BEGIN Material to process
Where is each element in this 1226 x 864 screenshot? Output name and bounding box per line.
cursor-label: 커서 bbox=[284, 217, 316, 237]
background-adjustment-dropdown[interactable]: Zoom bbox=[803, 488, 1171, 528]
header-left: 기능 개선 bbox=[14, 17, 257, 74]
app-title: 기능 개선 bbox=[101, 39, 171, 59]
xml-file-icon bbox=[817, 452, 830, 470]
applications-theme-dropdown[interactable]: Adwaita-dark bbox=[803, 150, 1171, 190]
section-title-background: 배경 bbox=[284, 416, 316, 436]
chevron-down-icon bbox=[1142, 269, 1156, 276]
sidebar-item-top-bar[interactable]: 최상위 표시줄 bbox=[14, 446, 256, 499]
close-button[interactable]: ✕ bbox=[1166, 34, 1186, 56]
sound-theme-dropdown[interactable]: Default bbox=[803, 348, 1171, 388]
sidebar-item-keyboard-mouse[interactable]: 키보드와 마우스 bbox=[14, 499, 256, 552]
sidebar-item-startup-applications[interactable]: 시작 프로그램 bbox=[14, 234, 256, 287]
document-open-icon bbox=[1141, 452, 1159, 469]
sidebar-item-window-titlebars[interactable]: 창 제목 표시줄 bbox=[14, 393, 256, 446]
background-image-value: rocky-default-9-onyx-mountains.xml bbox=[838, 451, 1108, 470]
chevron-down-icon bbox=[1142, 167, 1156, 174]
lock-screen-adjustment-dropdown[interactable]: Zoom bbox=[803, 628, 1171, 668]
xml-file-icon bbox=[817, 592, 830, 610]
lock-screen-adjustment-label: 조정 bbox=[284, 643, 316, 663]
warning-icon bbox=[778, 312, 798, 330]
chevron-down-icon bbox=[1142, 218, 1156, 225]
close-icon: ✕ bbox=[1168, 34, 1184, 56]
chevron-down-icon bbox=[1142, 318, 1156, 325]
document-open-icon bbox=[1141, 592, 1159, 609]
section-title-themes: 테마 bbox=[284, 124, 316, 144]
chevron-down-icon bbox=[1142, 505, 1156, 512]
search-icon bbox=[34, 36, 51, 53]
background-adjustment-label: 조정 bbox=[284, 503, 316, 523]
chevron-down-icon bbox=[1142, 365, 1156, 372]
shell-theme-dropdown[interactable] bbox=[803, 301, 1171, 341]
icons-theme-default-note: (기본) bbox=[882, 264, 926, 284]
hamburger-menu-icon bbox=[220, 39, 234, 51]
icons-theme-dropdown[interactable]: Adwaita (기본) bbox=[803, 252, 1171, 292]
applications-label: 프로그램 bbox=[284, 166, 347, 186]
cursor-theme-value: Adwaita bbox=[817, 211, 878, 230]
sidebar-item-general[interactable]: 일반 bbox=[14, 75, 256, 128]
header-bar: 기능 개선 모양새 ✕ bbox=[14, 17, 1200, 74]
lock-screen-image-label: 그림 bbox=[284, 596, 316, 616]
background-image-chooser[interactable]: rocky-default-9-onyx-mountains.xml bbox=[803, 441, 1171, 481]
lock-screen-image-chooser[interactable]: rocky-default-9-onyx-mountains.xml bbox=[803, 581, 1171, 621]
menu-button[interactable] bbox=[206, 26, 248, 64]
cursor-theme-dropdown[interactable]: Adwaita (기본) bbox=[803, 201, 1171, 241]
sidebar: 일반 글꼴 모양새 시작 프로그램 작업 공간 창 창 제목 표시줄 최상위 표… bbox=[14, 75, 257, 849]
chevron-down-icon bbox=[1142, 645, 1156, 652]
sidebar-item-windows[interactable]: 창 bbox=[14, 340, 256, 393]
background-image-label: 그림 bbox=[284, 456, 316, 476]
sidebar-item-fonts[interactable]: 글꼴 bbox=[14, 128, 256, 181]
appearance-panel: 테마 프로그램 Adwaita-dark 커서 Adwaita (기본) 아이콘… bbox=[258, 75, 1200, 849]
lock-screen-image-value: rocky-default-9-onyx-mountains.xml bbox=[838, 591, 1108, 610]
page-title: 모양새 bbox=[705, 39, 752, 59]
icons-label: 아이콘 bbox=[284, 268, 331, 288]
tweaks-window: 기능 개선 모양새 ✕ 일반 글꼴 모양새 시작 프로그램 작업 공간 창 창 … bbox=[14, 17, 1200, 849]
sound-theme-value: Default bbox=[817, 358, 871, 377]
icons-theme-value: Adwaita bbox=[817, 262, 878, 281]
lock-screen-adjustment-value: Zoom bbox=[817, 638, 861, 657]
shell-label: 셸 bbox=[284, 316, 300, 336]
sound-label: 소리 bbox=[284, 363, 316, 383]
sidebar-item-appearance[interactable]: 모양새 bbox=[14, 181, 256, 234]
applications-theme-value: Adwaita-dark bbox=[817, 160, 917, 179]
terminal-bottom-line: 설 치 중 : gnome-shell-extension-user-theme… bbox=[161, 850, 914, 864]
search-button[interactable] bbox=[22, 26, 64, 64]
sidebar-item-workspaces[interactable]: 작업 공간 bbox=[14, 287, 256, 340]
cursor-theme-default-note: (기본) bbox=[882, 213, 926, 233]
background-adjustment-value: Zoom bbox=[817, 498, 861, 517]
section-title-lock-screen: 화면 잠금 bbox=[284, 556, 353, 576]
END Material to process
• Exercise directions:
Update the data by replacing every instance of "chevron-down-icon" with "dropdown-arrow-icon", and leave everything else unchanged.

• Expected answer:
Where is each element in this 1226 x 864 screenshot? Output name and bounding box per line.
cursor-label: 커서 bbox=[284, 217, 316, 237]
background-adjustment-dropdown[interactable]: Zoom bbox=[803, 488, 1171, 528]
header-left: 기능 개선 bbox=[14, 17, 257, 74]
app-title: 기능 개선 bbox=[101, 39, 171, 59]
xml-file-icon bbox=[817, 452, 830, 470]
applications-theme-dropdown[interactable]: Adwaita-dark bbox=[803, 150, 1171, 190]
section-title-background: 배경 bbox=[284, 416, 316, 436]
dropdown-arrow-icon bbox=[1142, 269, 1156, 276]
sidebar-item-top-bar[interactable]: 최상위 표시줄 bbox=[14, 446, 256, 499]
close-button[interactable]: ✕ bbox=[1166, 34, 1186, 56]
sound-theme-dropdown[interactable]: Default bbox=[803, 348, 1171, 388]
sidebar-item-keyboard-mouse[interactable]: 키보드와 마우스 bbox=[14, 499, 256, 552]
sidebar-item-startup-applications[interactable]: 시작 프로그램 bbox=[14, 234, 256, 287]
document-open-icon bbox=[1141, 452, 1159, 469]
sidebar-item-window-titlebars[interactable]: 창 제목 표시줄 bbox=[14, 393, 256, 446]
background-image-value: rocky-default-9-onyx-mountains.xml bbox=[838, 451, 1108, 470]
dropdown-arrow-icon bbox=[1142, 167, 1156, 174]
lock-screen-adjustment-dropdown[interactable]: Zoom bbox=[803, 628, 1171, 668]
xml-file-icon bbox=[817, 592, 830, 610]
lock-screen-adjustment-label: 조정 bbox=[284, 643, 316, 663]
warning-icon bbox=[778, 312, 798, 330]
dropdown-arrow-icon bbox=[1142, 218, 1156, 225]
close-icon: ✕ bbox=[1168, 34, 1184, 56]
dropdown-arrow-icon bbox=[1142, 318, 1156, 325]
document-open-icon bbox=[1141, 592, 1159, 609]
section-title-themes: 테마 bbox=[284, 124, 316, 144]
dropdown-arrow-icon bbox=[1142, 505, 1156, 512]
search-icon bbox=[34, 36, 51, 53]
background-adjustment-label: 조정 bbox=[284, 503, 316, 523]
dropdown-arrow-icon bbox=[1142, 365, 1156, 372]
shell-theme-dropdown[interactable] bbox=[803, 301, 1171, 341]
icons-theme-default-note: (기본) bbox=[882, 264, 926, 284]
hamburger-menu-icon bbox=[220, 39, 234, 51]
icons-theme-dropdown[interactable]: Adwaita (기본) bbox=[803, 252, 1171, 292]
applications-label: 프로그램 bbox=[284, 166, 347, 186]
cursor-theme-value: Adwaita bbox=[817, 211, 878, 230]
sidebar-item-general[interactable]: 일반 bbox=[14, 75, 256, 128]
header-bar: 기능 개선 모양새 ✕ bbox=[14, 17, 1200, 74]
lock-screen-image-label: 그림 bbox=[284, 596, 316, 616]
background-image-chooser[interactable]: rocky-default-9-onyx-mountains.xml bbox=[803, 441, 1171, 481]
lock-screen-image-chooser[interactable]: rocky-default-9-onyx-mountains.xml bbox=[803, 581, 1171, 621]
menu-button[interactable] bbox=[206, 26, 248, 64]
cursor-theme-dropdown[interactable]: Adwaita (기본) bbox=[803, 201, 1171, 241]
sidebar: 일반 글꼴 모양새 시작 프로그램 작업 공간 창 창 제목 표시줄 최상위 표… bbox=[14, 75, 257, 849]
dropdown-arrow-icon bbox=[1142, 645, 1156, 652]
sidebar-item-windows[interactable]: 창 bbox=[14, 340, 256, 393]
background-image-label: 그림 bbox=[284, 456, 316, 476]
sidebar-item-fonts[interactable]: 글꼴 bbox=[14, 128, 256, 181]
appearance-panel: 테마 프로그램 Adwaita-dark 커서 Adwaita (기본) 아이콘… bbox=[258, 75, 1200, 849]
lock-screen-image-value: rocky-default-9-onyx-mountains.xml bbox=[838, 591, 1108, 610]
page-title: 모양새 bbox=[705, 39, 752, 59]
icons-label: 아이콘 bbox=[284, 268, 331, 288]
tweaks-window: 기능 개선 모양새 ✕ 일반 글꼴 모양새 시작 프로그램 작업 공간 창 창 … bbox=[14, 17, 1200, 849]
sound-theme-value: Default bbox=[817, 358, 871, 377]
icons-theme-value: Adwaita bbox=[817, 262, 878, 281]
lock-screen-adjustment-value: Zoom bbox=[817, 638, 861, 657]
shell-label: 셸 bbox=[284, 316, 300, 336]
sound-label: 소리 bbox=[284, 363, 316, 383]
sidebar-item-appearance[interactable]: 모양새 bbox=[14, 181, 256, 234]
applications-theme-value: Adwaita-dark bbox=[817, 160, 917, 179]
terminal-bottom-line: 설 치 중 : gnome-shell-extension-user-theme… bbox=[161, 850, 914, 864]
search-button[interactable] bbox=[22, 26, 64, 64]
sidebar-item-workspaces[interactable]: 작업 공간 bbox=[14, 287, 256, 340]
cursor-theme-default-note: (기본) bbox=[882, 213, 926, 233]
background-adjustment-value: Zoom bbox=[817, 498, 861, 517]
section-title-lock-screen: 화면 잠금 bbox=[284, 556, 353, 576]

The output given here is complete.